**Directive**
All lines from the one with "What text is on this page?" to the end need to be copied exactly, with nothing before them.

**Provided records**
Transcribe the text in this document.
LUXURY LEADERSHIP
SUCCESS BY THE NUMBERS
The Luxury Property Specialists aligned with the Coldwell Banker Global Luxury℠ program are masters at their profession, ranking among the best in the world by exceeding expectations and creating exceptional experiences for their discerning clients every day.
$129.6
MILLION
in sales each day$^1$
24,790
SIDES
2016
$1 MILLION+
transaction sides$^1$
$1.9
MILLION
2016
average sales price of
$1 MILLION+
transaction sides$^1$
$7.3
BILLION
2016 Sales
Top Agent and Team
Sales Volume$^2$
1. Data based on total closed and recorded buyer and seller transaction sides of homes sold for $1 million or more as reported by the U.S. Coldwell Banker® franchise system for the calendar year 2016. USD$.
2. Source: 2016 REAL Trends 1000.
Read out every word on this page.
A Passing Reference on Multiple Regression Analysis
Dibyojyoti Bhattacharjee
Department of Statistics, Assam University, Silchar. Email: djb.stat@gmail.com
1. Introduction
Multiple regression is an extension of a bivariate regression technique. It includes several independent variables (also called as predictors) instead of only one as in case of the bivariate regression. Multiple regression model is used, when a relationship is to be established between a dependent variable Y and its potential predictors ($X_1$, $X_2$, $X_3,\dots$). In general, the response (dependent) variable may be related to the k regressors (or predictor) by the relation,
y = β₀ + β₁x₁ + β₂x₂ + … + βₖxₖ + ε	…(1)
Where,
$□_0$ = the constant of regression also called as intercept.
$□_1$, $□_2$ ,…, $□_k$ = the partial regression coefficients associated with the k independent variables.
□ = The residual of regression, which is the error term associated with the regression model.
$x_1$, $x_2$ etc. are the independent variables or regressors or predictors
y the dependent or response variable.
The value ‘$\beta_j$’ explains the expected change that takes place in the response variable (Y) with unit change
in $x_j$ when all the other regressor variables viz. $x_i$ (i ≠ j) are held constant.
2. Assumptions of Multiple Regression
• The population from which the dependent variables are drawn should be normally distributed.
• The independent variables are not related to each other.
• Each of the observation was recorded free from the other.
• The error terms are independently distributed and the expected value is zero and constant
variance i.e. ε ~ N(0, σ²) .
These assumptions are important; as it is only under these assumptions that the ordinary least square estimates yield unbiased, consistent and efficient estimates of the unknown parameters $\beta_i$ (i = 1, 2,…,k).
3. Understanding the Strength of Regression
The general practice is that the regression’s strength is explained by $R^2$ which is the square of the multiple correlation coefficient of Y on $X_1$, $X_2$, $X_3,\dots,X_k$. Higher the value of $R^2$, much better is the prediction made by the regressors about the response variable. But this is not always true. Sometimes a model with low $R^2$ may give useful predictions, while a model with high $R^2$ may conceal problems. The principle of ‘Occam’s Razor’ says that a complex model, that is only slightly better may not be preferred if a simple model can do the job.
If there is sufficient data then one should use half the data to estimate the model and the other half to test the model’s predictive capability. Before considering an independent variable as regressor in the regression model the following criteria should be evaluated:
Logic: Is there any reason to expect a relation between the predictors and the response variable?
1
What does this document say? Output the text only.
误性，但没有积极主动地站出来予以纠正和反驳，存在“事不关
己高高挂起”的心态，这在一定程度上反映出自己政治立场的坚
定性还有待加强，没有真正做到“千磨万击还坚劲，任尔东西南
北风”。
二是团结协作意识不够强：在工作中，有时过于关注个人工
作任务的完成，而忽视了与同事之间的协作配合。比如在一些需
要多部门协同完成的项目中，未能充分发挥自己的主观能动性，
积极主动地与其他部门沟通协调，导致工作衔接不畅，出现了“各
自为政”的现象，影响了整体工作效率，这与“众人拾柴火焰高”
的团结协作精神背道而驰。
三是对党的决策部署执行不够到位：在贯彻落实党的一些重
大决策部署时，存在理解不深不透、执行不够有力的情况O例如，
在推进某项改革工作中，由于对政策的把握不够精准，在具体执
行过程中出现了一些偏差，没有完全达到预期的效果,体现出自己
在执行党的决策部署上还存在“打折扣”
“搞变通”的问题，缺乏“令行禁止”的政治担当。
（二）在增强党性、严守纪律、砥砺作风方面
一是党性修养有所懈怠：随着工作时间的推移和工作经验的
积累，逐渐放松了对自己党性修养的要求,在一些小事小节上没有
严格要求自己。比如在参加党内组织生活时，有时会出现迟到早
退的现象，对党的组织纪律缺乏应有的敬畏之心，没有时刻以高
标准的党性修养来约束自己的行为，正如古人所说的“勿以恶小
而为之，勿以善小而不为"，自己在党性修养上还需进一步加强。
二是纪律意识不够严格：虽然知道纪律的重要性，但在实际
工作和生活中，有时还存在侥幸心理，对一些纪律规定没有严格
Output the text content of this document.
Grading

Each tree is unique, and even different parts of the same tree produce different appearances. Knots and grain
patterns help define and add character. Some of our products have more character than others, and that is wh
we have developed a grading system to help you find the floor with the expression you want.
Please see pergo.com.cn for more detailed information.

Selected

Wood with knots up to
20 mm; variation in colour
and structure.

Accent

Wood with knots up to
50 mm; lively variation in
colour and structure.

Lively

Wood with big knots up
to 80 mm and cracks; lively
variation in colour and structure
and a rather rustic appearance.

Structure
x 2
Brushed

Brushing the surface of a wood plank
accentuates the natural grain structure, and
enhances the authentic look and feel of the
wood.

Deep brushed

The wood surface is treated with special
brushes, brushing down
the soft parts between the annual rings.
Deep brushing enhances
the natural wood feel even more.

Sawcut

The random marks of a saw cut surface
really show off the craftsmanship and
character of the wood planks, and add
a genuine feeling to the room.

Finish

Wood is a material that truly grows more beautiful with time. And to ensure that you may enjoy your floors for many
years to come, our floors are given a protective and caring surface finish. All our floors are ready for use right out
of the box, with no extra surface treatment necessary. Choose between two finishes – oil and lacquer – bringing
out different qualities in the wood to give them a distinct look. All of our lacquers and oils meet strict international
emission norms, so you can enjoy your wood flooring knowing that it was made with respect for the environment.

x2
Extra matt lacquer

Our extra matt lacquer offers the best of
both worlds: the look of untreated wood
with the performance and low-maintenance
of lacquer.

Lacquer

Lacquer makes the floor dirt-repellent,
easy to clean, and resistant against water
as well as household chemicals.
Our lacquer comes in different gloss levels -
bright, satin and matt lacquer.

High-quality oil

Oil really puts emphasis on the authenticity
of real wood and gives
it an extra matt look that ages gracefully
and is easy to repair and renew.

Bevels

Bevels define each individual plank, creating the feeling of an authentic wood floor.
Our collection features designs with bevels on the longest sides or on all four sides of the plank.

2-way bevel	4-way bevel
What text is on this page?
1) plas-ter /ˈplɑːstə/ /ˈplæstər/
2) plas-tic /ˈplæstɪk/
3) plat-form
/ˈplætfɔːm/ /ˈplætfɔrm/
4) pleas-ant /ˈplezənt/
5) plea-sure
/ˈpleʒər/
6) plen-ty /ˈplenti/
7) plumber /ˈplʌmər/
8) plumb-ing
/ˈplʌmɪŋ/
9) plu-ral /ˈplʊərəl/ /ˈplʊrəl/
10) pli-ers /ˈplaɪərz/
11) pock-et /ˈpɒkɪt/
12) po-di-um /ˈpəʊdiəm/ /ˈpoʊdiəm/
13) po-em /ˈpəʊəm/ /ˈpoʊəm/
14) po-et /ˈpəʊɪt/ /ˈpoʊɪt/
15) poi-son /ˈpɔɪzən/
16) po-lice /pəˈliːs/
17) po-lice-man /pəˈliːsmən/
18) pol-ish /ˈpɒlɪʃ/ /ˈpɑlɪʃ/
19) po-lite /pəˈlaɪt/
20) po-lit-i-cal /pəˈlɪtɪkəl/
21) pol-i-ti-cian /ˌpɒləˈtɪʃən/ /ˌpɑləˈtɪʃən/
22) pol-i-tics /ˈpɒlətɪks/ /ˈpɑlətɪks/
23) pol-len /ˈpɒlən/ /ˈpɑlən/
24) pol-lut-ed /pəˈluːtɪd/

**Response for this exercise**
What text is on this page?
1) plas-ter /ˈplɑːstə/ /ˈplæstər/
2) plas-tic /ˈplæstɪk/
3) plat-form
/ˈplætfɔːm/ /ˈplætfɔrm/
4) pleas-ant /ˈplezənt/
5) plea-sure
/ˈpleʒər/
6) plen-ty /ˈplenti/
7) plumber /ˈplʌmər/
8) plumb-ing
/ˈplʌmɪŋ/
9) plu-ral /ˈplʊərəl/ /ˈplʊrəl/
10) pli-ers /ˈplaɪərz/
11) pock-et /ˈpɒkɪt/
12) po-di-um /ˈpəʊdiəm/ /ˈpoʊdiəm/
13) po-em /ˈpəʊəm/ /ˈpoʊəm/
14) po-et /ˈpəʊɪt/ /ˈpoʊɪt/
15) poi-son /ˈpɔɪzən/
16) po-lice /pəˈliːs/
17) po-lice-man /pəˈliːsmən/
18) pol-ish /ˈpɒlɪʃ/ /ˈpɑlɪʃ/
19) po-lite /pəˈlaɪt/
20) po-lit-i-cal /pəˈlɪtɪkəl/
21) pol-i-ti-cian /ˌpɒləˈtɪʃən/ /ˌpɑləˈtɪʃən/
22) pol-i-tics /ˈpɒlətɪks/ /ˈpɑlətɪks/
23) pol-len /ˈpɒlən/ /ˈpɑlən/
24) pol-lut-ed /pəˈluːtɪd/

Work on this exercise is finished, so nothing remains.